*EXERCISE DIRECTIONS*:
Convert every line of the records below into a numbered list, skipping the blank lines.

-- start of SOURCE RECORDS --

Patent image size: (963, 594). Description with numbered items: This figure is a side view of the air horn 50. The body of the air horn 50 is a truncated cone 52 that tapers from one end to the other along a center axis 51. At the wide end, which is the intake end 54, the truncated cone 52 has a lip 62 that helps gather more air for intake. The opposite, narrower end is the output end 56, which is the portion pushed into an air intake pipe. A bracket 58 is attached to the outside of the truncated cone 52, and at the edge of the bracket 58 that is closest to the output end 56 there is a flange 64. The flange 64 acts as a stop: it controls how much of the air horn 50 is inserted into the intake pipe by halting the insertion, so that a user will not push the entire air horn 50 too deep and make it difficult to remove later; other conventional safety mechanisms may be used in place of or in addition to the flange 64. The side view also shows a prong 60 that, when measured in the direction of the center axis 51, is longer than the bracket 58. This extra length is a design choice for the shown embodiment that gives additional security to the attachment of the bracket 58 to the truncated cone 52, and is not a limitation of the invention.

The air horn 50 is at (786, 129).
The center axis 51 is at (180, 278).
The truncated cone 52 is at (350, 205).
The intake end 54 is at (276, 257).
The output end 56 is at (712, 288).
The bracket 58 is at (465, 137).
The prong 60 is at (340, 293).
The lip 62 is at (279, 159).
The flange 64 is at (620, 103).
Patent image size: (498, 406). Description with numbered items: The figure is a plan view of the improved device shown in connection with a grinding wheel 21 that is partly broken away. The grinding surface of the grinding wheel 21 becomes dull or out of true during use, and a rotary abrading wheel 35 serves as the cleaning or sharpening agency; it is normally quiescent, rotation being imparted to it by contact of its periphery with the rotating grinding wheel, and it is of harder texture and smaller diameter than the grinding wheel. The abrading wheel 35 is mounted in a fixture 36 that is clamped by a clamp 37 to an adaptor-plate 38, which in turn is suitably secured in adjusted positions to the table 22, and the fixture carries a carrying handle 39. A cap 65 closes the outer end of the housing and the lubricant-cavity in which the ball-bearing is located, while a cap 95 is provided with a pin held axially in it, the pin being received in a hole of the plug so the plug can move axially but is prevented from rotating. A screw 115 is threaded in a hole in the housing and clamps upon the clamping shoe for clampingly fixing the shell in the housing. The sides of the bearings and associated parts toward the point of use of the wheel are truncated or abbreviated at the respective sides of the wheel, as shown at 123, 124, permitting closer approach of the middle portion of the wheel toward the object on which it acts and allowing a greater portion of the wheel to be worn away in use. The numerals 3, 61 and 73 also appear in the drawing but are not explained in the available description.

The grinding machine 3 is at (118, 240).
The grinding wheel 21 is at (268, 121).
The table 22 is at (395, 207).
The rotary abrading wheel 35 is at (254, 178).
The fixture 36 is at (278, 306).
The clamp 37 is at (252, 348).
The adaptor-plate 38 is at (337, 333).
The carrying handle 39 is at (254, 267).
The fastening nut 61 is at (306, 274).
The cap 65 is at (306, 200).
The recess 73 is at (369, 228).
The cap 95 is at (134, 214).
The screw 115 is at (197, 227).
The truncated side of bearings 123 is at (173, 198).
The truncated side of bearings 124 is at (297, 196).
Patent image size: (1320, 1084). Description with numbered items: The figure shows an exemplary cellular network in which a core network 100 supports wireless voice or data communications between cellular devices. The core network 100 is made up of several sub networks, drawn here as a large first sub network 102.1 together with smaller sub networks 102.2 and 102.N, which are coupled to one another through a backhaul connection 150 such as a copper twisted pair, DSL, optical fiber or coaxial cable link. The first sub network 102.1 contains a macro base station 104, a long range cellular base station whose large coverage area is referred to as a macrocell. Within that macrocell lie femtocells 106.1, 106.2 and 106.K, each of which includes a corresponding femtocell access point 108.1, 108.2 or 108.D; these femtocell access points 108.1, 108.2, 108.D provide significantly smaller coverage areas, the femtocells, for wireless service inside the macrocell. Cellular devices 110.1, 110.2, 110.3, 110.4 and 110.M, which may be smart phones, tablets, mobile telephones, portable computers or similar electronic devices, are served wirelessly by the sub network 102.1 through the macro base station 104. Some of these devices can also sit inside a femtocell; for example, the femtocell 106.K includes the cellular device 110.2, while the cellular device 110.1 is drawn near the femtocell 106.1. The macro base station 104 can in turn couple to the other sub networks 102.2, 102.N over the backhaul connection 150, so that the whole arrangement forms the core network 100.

-- end of SOURCE RECORDS --

*FINISHED EXERCISE*:
1. Patent image size: (963, 594). Description with numbered items: This figure is a side view of the air horn 50. The body of the air horn 50 is a truncated cone 52 that tapers from one end to the other along a center axis 51. At the wide end, which is the intake end 54, the truncated cone 52 has a lip 62 that helps gather more air for intake. The opposite, narrower end is the output end 56, which is the portion pushed into an air intake pipe. A bracket 58 is attached to the outside of the truncated cone 52, and at the edge of the bracket 58 that is closest to the output end 56 there is a flange 64. The flange 64 acts as a stop: it controls how much of the air horn 50 is inserted into the intake pipe by halting the insertion, so that a user will not push the entire air horn 50 too deep and make it difficult to remove later; other conventional safety mechanisms may be used in place of or in addition to the flange 64. The side view also shows a prong 60 that, when measured in the direction of the center axis 51, is longer than the bracket 58. This extra length is a design choice for the shown embodiment that gives additional security to the attachment of the bracket 58 to the truncated cone 52, and is not a limitation of the invention.
2. The air horn 50 is at (786, 129).
3. The center axis 51 is at (180, 278).
4. The truncated cone 52 is at (350, 205).
5. The intake end 54 is at (276, 257).
6. The output end 56 is at (712, 288).
7. The bracket 58 is at (465, 137).
8. The prong 60 is at (340, 293).
9. The lip 62 is at (279, 159).
10. The flange 64 is at (620, 103).
11. Patent image size: (498, 406). Description with numbered items: The figure is a plan view of the improved device shown in connection with a grinding wheel 21 that is partly broken away. The grinding surface of the grinding wheel 21 becomes dull or out of true during use, and a rotary abrading wheel 35 serves as the cleaning or sharpening agency; it is normally quiescent, rotation being imparted to it by contact of its periphery with the rotating grinding wheel, and it is of harder texture and smaller diameter than the grinding wheel. The abrading wheel 35 is mounted in a fixture 36 that is clamped by a clamp 37 to an adaptor-plate 38, which in turn is suitably secured in adjusted positions to the table 22, and the fixture carries a carrying handle 39. A cap 65 closes the outer end of the housing and the lubricant-cavity in which the ball-bearing is located, while a cap 95 is provided with a pin held axially in it, the pin being received in a hole of the plug so the plug can move axially but is prevented from rotating. A screw 115 is threaded in a hole in the housing and clamps upon the clamping shoe for clampingly fixing the shell in the housing. The sides of the bearings and associated parts toward the point of use of the wheel are truncated or abbreviated at the respective sides of the wheel, as shown at 123, 124, permitting closer approach of the middle portion of the wheel toward the object on which it acts and allowing a greater portion of the wheel to be worn away in use. The numerals 3, 61 and 73 also appear in the drawing but are not explained in the available description.
12. The grinding machine 3 is at (118, 240).
13. The grinding wheel 21 is at (268, 121).
14. The table 22 is at (395, 207).
15. The rotary abrading wheel 35 is at (254, 178).
16. The fixture 36 is at (278, 306).
17. The clamp 37 is at (252, 348).
18. The adaptor-plate 38 is at (337, 333).
19. The carrying handle 39 is at (254, 267).
20. The fastening nut 61 is at (306, 274).
21. The cap 65 is at (306, 200).
22. The recess 73 is at (369, 228).
23. The cap 95 is at (134, 214).
24. The screw 115 is at (197, 227).
25. The truncated side of bearings 123 is at (173, 198).
26. The truncated side of bearings 124 is at (297, 196).
27. Patent image size: (1320, 1084). Description with numbered items: The figure shows an exemplary cellular network in which a core network 100 supports wireless voice or data communications between cellular devices. The core network 100 is made up of several sub networks, drawn here as a large first sub network 102.1 together with smaller sub networks 102.2 and 102.N, which are coupled to one another through a backhaul connection 150 such as a copper twisted pair, DSL, optical fiber or coaxial cable link. The first sub network 102.1 contains a macro base station 104, a long range cellular base station whose large coverage area is referred to as a macrocell. Within that macrocell lie femtocells 106.1, 106.2 and 106.K, each of which includes a corresponding femtocell access point 108.1, 108.2 or 108.D; these femtocell access points 108.1, 108.2, 108.D provide significantly smaller coverage areas, the femtocells, for wireless service inside the macrocell. Cellular devices 110.1, 110.2, 110.3, 110.4 and 110.M, which may be smart phones, tablets, mobile telephones, portable computers or similar electronic devices, are served wirelessly by the sub network 102.1 through the macro base station 104. Some of these devices can also sit inside a femtocell; for example, the femtocell 106.K includes the cellular device 110.2, while the cellular device 110.1 is drawn near the femtocell 106.1. The macro base station 104 can in turn couple to the other sub networks 102.2, 102.N over the backhaul connection 150, so that the whole arrangement forms the core network 100.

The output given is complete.